WHAT IS REQUIRED>
Report how many lines hold the string "très". Give the number and nothing else.

ENTRIES PROVIDED>

____________________

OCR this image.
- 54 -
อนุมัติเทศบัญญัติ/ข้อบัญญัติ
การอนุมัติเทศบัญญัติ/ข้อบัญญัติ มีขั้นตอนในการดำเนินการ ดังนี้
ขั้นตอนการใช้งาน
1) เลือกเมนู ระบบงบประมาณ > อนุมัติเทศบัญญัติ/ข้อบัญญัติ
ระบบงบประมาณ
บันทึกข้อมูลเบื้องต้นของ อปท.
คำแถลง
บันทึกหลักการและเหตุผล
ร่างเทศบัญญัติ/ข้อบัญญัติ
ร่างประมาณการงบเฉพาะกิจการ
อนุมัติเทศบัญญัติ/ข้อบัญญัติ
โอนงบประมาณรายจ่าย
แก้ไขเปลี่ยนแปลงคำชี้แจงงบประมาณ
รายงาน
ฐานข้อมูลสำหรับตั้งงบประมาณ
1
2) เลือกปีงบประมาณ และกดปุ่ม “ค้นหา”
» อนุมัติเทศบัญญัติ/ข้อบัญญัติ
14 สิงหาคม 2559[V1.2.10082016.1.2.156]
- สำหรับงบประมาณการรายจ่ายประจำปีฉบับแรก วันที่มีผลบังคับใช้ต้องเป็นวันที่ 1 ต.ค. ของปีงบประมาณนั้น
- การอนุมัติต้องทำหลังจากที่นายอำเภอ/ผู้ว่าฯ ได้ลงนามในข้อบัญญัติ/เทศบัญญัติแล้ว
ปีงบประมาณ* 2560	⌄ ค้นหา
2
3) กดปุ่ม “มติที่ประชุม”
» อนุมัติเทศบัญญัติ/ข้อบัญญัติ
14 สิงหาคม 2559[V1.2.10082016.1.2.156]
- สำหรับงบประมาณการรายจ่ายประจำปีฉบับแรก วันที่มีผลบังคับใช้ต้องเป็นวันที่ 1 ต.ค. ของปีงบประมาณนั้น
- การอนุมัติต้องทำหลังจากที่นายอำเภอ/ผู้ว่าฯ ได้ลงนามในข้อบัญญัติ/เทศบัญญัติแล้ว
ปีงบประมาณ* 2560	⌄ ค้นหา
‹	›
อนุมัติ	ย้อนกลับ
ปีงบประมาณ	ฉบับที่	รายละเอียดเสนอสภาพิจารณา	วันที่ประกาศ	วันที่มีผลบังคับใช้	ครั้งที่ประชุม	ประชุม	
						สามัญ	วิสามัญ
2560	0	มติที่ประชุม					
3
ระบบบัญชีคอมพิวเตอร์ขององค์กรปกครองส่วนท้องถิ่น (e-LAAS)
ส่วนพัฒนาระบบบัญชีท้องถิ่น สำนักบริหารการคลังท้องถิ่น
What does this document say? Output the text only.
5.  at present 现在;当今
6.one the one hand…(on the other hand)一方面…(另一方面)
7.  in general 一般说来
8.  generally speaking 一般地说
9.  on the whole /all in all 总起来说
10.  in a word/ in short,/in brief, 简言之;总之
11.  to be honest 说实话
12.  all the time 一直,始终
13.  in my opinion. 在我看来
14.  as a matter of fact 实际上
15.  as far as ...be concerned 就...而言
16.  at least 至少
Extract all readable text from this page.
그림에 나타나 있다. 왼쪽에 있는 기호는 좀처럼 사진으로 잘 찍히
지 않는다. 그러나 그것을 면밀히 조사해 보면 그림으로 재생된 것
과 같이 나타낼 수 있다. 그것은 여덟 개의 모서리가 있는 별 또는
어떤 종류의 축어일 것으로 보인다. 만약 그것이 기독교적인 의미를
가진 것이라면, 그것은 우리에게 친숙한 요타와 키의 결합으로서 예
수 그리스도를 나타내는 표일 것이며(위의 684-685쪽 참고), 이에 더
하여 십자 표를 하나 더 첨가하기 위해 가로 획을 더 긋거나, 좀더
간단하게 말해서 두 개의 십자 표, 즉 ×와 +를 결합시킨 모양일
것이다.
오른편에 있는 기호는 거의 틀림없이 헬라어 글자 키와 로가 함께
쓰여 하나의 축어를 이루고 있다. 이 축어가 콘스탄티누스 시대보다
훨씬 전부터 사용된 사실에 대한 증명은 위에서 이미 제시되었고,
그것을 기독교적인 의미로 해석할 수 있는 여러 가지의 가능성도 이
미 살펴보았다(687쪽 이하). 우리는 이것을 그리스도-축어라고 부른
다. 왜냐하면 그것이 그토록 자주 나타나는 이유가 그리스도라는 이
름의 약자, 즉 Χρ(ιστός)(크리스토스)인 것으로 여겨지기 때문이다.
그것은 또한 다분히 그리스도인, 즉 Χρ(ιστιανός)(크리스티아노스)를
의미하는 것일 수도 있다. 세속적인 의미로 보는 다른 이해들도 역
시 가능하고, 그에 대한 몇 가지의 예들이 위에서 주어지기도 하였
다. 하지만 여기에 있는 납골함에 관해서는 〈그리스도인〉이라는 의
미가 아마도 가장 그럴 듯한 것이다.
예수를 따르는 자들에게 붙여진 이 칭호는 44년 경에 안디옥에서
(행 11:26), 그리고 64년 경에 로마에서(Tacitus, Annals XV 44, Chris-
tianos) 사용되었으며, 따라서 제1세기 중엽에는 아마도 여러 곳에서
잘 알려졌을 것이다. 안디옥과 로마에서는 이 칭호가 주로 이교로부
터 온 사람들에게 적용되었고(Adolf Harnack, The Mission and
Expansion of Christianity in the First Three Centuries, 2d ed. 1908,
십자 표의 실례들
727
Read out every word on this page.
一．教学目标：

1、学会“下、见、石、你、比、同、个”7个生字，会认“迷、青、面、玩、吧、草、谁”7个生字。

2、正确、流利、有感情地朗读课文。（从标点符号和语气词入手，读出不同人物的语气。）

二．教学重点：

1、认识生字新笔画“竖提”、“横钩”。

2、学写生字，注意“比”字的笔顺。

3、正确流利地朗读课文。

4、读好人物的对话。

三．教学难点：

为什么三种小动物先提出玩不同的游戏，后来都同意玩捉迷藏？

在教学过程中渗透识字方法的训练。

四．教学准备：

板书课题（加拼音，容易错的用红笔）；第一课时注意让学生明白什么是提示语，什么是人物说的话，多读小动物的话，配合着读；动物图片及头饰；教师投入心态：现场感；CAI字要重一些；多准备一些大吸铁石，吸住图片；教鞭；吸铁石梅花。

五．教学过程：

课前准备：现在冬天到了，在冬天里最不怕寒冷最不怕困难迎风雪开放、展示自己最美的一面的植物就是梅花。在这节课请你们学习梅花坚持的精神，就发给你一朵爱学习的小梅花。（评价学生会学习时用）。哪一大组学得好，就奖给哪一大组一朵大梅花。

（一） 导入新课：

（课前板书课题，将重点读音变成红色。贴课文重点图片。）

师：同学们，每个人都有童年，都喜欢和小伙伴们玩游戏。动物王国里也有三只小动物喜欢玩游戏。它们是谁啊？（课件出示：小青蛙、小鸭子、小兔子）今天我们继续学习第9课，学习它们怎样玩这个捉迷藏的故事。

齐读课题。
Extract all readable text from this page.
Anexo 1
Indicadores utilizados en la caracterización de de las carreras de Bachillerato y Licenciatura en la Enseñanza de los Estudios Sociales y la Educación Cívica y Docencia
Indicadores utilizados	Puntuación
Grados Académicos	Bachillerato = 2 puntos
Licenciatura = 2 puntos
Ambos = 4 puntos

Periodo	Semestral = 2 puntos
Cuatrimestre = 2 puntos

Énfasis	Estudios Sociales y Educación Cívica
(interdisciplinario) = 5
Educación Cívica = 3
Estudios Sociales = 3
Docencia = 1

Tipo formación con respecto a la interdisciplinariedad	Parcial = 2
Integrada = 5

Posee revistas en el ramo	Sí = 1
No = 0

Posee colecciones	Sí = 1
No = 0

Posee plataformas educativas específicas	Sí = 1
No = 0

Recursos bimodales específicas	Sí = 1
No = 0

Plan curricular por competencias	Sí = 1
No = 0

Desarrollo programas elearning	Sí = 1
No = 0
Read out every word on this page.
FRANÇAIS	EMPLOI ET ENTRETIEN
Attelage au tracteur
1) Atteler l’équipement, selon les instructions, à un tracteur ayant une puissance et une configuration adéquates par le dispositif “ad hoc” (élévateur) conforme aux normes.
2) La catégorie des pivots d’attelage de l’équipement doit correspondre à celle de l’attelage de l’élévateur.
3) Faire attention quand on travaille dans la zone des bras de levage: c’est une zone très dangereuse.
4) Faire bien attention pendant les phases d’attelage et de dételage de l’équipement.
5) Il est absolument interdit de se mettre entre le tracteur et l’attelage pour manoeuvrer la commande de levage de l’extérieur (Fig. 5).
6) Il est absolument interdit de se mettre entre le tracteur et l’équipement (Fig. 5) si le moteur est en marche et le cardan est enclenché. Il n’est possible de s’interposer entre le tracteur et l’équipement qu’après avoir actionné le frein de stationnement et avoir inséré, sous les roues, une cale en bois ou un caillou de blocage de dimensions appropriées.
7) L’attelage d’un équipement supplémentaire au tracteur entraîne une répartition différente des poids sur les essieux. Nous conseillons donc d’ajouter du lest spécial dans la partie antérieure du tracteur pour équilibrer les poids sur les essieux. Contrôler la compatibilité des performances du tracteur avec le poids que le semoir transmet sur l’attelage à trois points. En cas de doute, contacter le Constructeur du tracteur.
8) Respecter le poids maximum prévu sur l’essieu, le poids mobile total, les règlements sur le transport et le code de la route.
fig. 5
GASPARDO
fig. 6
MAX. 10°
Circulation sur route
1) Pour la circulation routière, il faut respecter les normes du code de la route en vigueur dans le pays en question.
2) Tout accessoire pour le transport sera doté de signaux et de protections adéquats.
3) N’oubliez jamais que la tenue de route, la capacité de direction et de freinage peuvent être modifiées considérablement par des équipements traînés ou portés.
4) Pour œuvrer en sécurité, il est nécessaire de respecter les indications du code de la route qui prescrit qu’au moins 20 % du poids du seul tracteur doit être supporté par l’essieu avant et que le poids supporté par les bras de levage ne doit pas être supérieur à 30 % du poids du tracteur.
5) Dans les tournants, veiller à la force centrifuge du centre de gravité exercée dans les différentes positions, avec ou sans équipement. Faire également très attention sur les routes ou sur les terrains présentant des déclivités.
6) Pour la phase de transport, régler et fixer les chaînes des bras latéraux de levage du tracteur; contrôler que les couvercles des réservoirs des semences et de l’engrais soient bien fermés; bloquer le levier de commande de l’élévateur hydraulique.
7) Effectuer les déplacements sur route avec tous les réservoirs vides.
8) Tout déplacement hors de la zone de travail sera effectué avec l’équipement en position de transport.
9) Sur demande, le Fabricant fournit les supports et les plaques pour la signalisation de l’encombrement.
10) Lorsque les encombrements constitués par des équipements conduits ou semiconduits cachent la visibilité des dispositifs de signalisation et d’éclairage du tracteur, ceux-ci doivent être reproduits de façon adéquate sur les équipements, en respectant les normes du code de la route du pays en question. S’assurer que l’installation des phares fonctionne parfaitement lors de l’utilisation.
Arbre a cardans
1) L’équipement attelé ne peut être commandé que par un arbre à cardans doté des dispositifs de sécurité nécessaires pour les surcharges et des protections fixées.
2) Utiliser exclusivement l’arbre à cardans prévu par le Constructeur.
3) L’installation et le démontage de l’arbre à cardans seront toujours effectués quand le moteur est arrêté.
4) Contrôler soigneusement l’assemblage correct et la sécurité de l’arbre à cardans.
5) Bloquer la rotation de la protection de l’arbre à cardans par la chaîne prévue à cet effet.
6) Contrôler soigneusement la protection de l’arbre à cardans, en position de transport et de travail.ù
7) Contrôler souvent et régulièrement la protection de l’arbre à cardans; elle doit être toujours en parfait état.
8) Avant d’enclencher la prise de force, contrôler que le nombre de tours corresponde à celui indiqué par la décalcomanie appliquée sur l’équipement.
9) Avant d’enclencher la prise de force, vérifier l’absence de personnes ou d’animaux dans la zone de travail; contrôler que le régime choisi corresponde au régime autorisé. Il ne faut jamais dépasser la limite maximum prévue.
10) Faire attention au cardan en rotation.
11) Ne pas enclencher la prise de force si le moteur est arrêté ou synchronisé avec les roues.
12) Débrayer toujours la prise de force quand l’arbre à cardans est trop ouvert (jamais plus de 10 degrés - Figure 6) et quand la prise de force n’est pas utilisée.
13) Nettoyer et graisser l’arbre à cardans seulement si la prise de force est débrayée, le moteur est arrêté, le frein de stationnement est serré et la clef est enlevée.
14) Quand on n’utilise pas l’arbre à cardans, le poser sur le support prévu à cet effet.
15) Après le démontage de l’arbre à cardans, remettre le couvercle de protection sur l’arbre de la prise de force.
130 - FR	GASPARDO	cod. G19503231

____________________

CORRECT RESPONSE>
2